Print all of the rows below without changing anything in them.

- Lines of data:
—————

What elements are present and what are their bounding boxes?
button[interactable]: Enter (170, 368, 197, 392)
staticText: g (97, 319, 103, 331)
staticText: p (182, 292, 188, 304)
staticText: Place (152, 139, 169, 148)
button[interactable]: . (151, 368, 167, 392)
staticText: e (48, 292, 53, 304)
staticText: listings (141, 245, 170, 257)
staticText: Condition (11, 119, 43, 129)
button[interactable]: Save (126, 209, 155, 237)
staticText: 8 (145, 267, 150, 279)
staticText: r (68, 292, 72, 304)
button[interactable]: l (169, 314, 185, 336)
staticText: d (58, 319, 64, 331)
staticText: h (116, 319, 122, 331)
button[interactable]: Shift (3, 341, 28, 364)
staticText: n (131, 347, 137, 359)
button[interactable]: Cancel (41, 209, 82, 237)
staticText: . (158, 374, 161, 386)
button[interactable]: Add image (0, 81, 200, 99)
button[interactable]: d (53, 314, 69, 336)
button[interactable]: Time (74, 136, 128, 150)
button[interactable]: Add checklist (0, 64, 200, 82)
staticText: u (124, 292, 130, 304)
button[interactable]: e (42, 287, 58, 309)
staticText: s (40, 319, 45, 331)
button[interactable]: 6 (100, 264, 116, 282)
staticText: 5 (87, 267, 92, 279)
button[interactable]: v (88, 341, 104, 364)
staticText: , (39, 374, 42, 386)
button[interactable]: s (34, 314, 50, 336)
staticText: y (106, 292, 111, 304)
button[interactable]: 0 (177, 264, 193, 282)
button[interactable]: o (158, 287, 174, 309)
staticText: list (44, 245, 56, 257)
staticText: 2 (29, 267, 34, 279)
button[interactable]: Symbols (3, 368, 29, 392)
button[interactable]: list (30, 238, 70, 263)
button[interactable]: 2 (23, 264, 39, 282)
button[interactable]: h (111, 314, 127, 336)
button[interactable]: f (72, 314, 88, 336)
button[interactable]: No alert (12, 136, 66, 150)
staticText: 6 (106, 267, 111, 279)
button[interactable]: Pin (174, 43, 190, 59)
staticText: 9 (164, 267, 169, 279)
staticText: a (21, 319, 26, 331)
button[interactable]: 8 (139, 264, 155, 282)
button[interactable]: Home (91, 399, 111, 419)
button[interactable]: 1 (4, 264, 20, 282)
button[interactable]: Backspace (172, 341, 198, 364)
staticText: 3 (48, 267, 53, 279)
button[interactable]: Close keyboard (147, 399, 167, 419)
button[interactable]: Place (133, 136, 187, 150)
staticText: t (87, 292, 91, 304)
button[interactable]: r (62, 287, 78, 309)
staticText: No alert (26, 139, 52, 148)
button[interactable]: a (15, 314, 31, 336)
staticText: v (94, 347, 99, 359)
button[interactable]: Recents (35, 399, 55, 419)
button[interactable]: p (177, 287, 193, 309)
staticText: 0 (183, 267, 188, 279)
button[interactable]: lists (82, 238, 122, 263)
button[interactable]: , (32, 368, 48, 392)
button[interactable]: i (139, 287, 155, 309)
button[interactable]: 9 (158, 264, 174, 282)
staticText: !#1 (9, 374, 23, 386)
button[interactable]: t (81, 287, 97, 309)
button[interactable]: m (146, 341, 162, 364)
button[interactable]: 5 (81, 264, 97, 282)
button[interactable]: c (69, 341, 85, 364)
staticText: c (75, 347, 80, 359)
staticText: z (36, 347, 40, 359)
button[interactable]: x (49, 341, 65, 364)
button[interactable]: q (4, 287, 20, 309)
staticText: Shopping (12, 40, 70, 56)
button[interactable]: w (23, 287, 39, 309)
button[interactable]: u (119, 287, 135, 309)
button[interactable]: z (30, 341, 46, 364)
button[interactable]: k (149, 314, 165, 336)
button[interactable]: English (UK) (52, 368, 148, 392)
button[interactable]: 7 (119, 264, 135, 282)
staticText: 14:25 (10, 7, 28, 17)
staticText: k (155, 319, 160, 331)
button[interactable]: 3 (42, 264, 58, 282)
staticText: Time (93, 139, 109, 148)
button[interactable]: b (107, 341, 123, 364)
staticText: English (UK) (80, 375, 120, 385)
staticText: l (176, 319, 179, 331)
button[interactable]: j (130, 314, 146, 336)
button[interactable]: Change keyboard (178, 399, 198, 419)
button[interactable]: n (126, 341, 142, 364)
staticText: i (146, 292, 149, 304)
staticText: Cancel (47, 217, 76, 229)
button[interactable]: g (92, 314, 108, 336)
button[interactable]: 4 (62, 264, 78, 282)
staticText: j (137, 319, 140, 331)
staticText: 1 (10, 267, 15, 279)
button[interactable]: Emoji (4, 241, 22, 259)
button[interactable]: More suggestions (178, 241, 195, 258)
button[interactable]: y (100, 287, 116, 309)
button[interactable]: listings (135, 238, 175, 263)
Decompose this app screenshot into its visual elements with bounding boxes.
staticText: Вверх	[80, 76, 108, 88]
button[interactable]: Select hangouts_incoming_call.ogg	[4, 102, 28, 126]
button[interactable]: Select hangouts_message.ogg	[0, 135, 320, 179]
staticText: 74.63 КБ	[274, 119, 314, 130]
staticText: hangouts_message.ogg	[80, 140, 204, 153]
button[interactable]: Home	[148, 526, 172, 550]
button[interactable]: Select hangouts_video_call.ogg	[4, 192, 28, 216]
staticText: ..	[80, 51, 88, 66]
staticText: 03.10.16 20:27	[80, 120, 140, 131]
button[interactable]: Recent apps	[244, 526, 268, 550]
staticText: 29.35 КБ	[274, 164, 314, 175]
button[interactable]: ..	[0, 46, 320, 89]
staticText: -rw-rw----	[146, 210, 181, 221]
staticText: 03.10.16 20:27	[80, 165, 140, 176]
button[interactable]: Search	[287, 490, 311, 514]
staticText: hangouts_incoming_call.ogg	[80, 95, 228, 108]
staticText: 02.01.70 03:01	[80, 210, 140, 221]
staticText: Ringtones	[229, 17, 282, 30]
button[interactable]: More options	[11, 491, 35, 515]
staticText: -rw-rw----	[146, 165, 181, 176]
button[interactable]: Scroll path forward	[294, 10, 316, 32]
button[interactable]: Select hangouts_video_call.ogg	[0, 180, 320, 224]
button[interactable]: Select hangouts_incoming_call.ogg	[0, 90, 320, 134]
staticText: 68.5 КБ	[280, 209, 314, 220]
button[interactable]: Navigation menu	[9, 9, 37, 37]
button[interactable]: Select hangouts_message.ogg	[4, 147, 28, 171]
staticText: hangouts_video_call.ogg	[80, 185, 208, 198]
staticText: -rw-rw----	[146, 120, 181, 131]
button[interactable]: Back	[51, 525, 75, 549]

—————

- Written answer:
What elements are present and what are their bounding boxes?
button[interactable]: Enter (170, 368, 197, 392)
staticText: g (97, 319, 103, 331)
staticText: p (182, 292, 188, 304)
staticText: Place (152, 139, 169, 148)
button[interactable]: . (151, 368, 167, 392)
staticText: e (48, 292, 53, 304)
staticText: listings (141, 245, 170, 257)
staticText: Condition (11, 119, 43, 129)
button[interactable]: Save (126, 209, 155, 237)
staticText: 8 (145, 267, 150, 279)
staticText: r (68, 292, 72, 304)
button[interactable]: l (169, 314, 185, 336)
staticText: d (58, 319, 64, 331)
staticText: h (116, 319, 122, 331)
button[interactable]: Shift (3, 341, 28, 364)
staticText: n (131, 347, 137, 359)
button[interactable]: Cancel (41, 209, 82, 237)
staticText: . (158, 374, 161, 386)
button[interactable]: Add image (0, 81, 200, 99)
button[interactable]: d (53, 314, 69, 336)
button[interactable]: Time (74, 136, 128, 150)
button[interactable]: Add checklist (0, 64, 200, 82)
staticText: u (124, 292, 130, 304)
button[interactable]: e (42, 287, 58, 309)
staticText: s (40, 319, 45, 331)
button[interactable]: 6 (100, 264, 116, 282)
staticText: 5 (87, 267, 92, 279)
button[interactable]: v (88, 341, 104, 364)
staticText: , (39, 374, 42, 386)
button[interactable]: s (34, 314, 50, 336)
staticText: y (106, 292, 111, 304)
button[interactable]: 0 (177, 264, 193, 282)
button[interactable]: o (158, 287, 174, 309)
staticText: list (44, 245, 56, 257)
staticText: 2 (29, 267, 34, 279)
button[interactable]: Symbols (3, 368, 29, 392)
button[interactable]: list (30, 238, 70, 263)
button[interactable]: 2 (23, 264, 39, 282)
button[interactable]: h (111, 314, 127, 336)
button[interactable]: f (72, 314, 88, 336)
button[interactable]: No alert (12, 136, 66, 150)
staticText: 6 (106, 267, 111, 279)
button[interactable]: Pin (174, 43, 190, 59)
staticText: 9 (164, 267, 169, 279)
staticText: a (21, 319, 26, 331)
button[interactable]: 8 (139, 264, 155, 282)
button[interactable]: Home (91, 399, 111, 419)
button[interactable]: 1 (4, 264, 20, 282)
button[interactable]: Backspace (172, 341, 198, 364)
staticText: 3 (48, 267, 53, 279)
button[interactable]: Close keyboard (147, 399, 167, 419)
button[interactable]: Place (133, 136, 187, 150)
staticText: t (87, 292, 91, 304)
button[interactable]: r (62, 287, 78, 309)
staticText: No alert (26, 139, 52, 148)
button[interactable]: a (15, 314, 31, 336)
staticText: v (94, 347, 99, 359)
button[interactable]: Recents (35, 399, 55, 419)
button[interactable]: p (177, 287, 193, 309)
staticText: 0 (183, 267, 188, 279)
button[interactable]: lists (82, 238, 122, 263)
button[interactable]: , (32, 368, 48, 392)
button[interactable]: i (139, 287, 155, 309)
button[interactable]: 9 (158, 264, 174, 282)
staticText: !#1 (9, 374, 23, 386)
button[interactable]: t (81, 287, 97, 309)
button[interactable]: m (146, 341, 162, 364)
button[interactable]: 5 (81, 264, 97, 282)
button[interactable]: c (69, 341, 85, 364)
staticText: c (75, 347, 80, 359)
staticText: z (36, 347, 40, 359)
button[interactable]: x (49, 341, 65, 364)
button[interactable]: q (4, 287, 20, 309)
staticText: Shopping (12, 40, 70, 56)
button[interactable]: w (23, 287, 39, 309)
button[interactable]: u (119, 287, 135, 309)
button[interactable]: z (30, 341, 46, 364)
button[interactable]: k (149, 314, 165, 336)
button[interactable]: English (UK) (52, 368, 148, 392)
button[interactable]: 7 (119, 264, 135, 282)
staticText: 14:25 (10, 7, 28, 17)
staticText: k (155, 319, 160, 331)
button[interactable]: 3 (42, 264, 58, 282)
staticText: Time (93, 139, 109, 148)
button[interactable]: b (107, 341, 123, 364)
staticText: English (UK) (80, 375, 120, 385)
staticText: l (176, 319, 179, 331)
button[interactable]: j (130, 314, 146, 336)
button[interactable]: Change keyboard (178, 399, 198, 419)
button[interactable]: n (126, 341, 142, 364)
staticText: i (146, 292, 149, 304)
staticText: Cancel (47, 217, 76, 229)
button[interactable]: g (92, 314, 108, 336)
button[interactable]: 4 (62, 264, 78, 282)
staticText: j (137, 319, 140, 331)
staticText: 1 (10, 267, 15, 279)
button[interactable]: Emoji (4, 241, 22, 259)
button[interactable]: More suggestions (178, 241, 195, 258)
button[interactable]: y (100, 287, 116, 309)
button[interactable]: listings (135, 238, 175, 263)
Decompose this app screenshot into its visual elements with bounding boxes.
staticText: Вверх	[80, 76, 108, 88]
button[interactable]: Select hangouts_incoming_call.ogg	[4, 102, 28, 126]
button[interactable]: Select hangouts_message.ogg	[0, 135, 320, 179]
staticText: 74.63 КБ	[274, 119, 314, 130]
staticText: hangouts_message.ogg	[80, 140, 204, 153]
button[interactable]: Home	[148, 526, 172, 550]
button[interactable]: Select hangouts_video_call.ogg	[4, 192, 28, 216]
staticText: ..	[80, 51, 88, 66]
staticText: 03.10.16 20:27	[80, 120, 140, 131]
button[interactable]: Recent apps	[244, 526, 268, 550]
staticText: 29.35 КБ	[274, 164, 314, 175]
button[interactable]: ..	[0, 46, 320, 89]
staticText: -rw-rw----	[146, 210, 181, 221]
staticText: 03.10.16 20:27	[80, 165, 140, 176]
button[interactable]: Search	[287, 490, 311, 514]
staticText: hangouts_incoming_call.ogg	[80, 95, 228, 108]
staticText: 02.01.70 03:01	[80, 210, 140, 221]
staticText: Ringtones	[229, 17, 282, 30]
button[interactable]: More options	[11, 491, 35, 515]
staticText: -rw-rw----	[146, 165, 181, 176]
button[interactable]: Scroll path forward	[294, 10, 316, 32]
button[interactable]: Select hangouts_video_call.ogg	[0, 180, 320, 224]
button[interactable]: Select hangouts_incoming_call.ogg	[0, 90, 320, 134]
staticText: 68.5 КБ	[280, 209, 314, 220]
button[interactable]: Navigation menu	[9, 9, 37, 37]
button[interactable]: Select hangouts_message.ogg	[4, 147, 28, 171]
staticText: hangouts_video_call.ogg	[80, 185, 208, 198]
staticText: -rw-rw----	[146, 120, 181, 131]
button[interactable]: Back	[51, 525, 75, 549]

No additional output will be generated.